>> start Information shown

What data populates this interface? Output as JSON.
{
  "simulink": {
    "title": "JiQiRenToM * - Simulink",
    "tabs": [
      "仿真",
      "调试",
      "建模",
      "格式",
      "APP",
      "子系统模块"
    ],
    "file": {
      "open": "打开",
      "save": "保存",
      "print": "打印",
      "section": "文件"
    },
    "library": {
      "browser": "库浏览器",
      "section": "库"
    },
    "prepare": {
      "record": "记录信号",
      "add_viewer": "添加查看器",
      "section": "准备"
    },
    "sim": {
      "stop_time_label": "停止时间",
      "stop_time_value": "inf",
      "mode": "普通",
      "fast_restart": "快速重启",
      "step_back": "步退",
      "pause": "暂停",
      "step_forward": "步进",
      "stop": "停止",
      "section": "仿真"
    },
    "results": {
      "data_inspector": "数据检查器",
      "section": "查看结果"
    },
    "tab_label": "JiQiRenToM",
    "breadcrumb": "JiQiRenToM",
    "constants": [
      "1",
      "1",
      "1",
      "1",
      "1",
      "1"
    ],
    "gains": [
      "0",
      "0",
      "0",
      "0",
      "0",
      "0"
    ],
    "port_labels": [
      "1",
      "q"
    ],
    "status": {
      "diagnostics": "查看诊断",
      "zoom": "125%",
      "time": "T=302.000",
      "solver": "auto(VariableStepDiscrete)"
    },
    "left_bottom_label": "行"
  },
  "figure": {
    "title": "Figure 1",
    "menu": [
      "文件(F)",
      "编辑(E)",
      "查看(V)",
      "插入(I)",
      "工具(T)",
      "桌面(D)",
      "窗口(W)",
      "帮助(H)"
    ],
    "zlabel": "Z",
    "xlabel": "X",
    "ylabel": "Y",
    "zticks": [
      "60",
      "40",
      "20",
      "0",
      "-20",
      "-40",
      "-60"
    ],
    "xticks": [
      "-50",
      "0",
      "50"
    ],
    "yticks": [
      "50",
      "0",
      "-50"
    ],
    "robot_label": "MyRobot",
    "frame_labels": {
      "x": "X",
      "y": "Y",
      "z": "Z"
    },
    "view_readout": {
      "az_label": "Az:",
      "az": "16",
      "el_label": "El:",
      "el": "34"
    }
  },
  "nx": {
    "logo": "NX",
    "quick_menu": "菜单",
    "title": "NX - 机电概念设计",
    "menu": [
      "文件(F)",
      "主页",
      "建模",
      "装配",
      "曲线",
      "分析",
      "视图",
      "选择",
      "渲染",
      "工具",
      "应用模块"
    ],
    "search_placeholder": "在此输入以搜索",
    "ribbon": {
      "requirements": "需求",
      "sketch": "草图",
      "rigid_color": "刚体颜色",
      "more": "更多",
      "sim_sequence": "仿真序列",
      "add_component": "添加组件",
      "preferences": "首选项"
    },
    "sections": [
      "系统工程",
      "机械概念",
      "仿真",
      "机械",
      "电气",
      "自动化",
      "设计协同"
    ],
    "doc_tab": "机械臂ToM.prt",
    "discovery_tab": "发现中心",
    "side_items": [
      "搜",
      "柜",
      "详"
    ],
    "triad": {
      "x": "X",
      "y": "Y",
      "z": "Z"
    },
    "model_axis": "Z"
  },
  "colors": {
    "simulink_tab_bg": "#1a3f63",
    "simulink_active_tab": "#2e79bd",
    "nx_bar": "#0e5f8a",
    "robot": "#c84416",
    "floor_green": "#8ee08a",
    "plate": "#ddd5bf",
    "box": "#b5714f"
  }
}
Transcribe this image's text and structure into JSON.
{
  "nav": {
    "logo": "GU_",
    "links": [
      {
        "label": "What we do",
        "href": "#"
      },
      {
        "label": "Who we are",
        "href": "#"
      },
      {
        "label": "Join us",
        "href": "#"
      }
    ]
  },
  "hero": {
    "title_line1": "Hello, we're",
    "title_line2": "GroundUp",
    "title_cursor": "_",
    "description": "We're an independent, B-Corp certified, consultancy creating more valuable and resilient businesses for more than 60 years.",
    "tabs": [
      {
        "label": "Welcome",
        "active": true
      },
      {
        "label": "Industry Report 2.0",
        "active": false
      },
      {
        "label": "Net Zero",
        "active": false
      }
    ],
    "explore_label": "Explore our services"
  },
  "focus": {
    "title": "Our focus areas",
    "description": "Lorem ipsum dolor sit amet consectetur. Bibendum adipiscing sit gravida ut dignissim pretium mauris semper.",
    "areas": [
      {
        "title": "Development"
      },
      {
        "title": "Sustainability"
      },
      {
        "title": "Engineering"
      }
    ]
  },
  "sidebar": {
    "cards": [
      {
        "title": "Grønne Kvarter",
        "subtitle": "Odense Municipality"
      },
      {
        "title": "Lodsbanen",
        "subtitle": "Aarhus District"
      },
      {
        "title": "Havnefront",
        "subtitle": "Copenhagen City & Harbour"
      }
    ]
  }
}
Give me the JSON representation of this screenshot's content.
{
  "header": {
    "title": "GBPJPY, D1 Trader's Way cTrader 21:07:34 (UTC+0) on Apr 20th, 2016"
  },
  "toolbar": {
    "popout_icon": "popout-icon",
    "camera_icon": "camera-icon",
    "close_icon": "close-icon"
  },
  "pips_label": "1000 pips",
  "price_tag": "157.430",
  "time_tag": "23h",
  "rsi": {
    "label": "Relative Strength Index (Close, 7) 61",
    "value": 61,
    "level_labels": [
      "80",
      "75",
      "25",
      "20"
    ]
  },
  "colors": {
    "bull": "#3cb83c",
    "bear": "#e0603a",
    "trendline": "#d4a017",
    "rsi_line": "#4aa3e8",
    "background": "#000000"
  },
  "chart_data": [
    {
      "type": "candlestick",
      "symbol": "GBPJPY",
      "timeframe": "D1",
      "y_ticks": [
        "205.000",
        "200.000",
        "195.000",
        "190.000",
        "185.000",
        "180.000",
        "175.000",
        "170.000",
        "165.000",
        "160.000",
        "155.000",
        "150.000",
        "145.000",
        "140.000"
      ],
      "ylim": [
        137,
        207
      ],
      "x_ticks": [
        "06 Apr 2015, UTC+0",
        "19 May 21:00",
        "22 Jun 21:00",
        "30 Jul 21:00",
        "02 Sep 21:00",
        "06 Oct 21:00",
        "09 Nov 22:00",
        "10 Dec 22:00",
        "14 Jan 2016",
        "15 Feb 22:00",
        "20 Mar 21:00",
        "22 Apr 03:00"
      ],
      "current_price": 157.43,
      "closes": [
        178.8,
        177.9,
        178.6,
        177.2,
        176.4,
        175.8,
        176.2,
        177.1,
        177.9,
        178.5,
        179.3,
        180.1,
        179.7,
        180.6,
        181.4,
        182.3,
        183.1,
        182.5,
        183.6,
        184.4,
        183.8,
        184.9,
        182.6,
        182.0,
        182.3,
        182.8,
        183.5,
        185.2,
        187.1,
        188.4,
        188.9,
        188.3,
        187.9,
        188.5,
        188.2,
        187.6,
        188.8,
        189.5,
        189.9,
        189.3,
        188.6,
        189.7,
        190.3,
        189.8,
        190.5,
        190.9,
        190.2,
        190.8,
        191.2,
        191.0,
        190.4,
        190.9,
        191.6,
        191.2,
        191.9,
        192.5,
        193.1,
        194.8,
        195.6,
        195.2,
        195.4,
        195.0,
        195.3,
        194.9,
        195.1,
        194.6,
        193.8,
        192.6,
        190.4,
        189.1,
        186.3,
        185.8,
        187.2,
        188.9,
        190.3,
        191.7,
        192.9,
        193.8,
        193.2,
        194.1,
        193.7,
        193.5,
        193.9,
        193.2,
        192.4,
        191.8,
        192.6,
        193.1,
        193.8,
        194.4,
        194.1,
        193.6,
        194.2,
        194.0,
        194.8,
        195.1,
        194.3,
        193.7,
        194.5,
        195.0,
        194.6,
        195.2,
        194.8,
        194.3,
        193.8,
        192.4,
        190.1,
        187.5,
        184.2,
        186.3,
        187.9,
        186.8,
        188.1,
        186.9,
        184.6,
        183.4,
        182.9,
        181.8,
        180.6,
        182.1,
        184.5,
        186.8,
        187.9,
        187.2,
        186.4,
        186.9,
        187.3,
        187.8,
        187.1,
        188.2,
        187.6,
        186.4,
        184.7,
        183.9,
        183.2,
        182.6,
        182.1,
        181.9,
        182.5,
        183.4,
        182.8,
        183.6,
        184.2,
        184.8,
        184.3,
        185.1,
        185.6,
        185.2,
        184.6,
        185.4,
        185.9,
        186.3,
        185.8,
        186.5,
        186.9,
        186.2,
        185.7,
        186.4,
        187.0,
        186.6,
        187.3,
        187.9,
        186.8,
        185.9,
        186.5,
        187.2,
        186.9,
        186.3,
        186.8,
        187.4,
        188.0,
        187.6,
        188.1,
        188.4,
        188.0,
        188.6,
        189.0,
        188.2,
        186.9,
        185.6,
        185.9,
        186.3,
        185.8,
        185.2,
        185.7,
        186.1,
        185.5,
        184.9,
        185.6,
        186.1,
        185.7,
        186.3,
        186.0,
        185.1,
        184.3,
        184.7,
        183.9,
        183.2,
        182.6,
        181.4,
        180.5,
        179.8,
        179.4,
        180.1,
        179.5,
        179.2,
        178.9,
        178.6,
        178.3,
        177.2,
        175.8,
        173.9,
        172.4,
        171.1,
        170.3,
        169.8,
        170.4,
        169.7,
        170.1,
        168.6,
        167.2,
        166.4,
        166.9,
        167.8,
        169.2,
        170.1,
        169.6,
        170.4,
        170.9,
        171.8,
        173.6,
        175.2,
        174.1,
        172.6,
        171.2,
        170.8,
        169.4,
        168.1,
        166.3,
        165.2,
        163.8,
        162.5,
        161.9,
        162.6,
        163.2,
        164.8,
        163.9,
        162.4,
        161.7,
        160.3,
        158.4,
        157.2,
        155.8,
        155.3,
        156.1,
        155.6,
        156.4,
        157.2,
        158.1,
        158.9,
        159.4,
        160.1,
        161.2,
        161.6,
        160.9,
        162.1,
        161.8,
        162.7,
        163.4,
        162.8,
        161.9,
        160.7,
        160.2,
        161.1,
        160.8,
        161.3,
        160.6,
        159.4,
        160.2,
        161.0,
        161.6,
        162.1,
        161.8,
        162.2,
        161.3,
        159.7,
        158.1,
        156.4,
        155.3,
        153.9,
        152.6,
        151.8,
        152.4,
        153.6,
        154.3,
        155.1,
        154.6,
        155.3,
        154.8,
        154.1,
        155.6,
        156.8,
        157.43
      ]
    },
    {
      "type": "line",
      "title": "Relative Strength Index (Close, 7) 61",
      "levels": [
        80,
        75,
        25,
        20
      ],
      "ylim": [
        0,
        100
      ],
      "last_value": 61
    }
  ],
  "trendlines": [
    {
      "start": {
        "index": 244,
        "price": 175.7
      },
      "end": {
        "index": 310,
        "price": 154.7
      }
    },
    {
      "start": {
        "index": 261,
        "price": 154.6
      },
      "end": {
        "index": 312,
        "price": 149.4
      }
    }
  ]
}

>> end Information shown

## To do
Copy each line of the listing that includes "Relative".

## Result
    "label": "Relative Strength Index (Close, 7) 61",
      "title": "Relative Strength Index (Close, 7) 61",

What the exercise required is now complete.